Reproduce all of the material word for word.
[begin Entries supplied]
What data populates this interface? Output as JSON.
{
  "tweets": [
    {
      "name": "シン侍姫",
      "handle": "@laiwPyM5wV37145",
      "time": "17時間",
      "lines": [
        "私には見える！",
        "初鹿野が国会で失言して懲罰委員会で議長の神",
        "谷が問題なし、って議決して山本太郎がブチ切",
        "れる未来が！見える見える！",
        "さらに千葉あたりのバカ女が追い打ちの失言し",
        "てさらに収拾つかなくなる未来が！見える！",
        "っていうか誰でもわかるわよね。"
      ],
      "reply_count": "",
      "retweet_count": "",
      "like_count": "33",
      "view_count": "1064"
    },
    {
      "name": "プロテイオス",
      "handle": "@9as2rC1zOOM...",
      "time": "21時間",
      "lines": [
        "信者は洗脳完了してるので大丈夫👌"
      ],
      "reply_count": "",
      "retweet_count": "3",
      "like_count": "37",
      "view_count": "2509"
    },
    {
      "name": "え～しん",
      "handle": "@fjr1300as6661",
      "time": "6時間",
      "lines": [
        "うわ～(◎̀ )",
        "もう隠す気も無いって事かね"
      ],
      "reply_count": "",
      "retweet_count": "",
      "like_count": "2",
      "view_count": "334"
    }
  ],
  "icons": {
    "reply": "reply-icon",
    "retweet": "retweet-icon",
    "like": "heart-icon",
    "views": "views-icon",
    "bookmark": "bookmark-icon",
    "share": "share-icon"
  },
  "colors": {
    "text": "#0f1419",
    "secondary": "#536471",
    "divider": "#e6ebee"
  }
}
[end Entries supplied]
» Exercise response:
What data populates this interface? Output as JSON.
{
  "tweets": [
    {
      "name": "シン侍姫",
      "handle": "@laiwPyM5wV37145",
      "time": "17時間",
      "lines": [
        "私には見える！",
        "初鹿野が国会で失言して懲罰委員会で議長の神",
        "谷が問題なし、って議決して山本太郎がブチ切",
        "れる未来が！見える見える！",
        "さらに千葉あたりのバカ女が追い打ちの失言し",
        "てさらに収拾つかなくなる未来が！見える！",
        "っていうか誰でもわかるわよね。"
      ],
      "reply_count": "",
      "retweet_count": "",
      "like_count": "33",
      "view_count": "1064"
    },
    {
      "name": "プロテイオス",
      "handle": "@9as2rC1zOOM...",
      "time": "21時間",
      "lines": [
        "信者は洗脳完了してるので大丈夫👌"
      ],
      "reply_count": "",
      "retweet_count": "3",
      "like_count": "37",
      "view_count": "2509"
    },
    {
      "name": "え～しん",
      "handle": "@fjr1300as6661",
      "time": "6時間",
      "lines": [
        "うわ～(◎̀ )",
        "もう隠す気も無いって事かね"
      ],
      "reply_count": "",
      "retweet_count": "",
      "like_count": "2",
      "view_count": "334"
    }
  ],
  "icons": {
    "reply": "reply-icon",
    "retweet": "retweet-icon",
    "like": "heart-icon",
    "views": "views-icon",
    "bookmark": "bookmark-icon",
    "share": "share-icon"
  },
  "colors": {
    "text": "#0f1419",
    "secondary": "#536471",
    "divider": "#e6ebee"
  }
}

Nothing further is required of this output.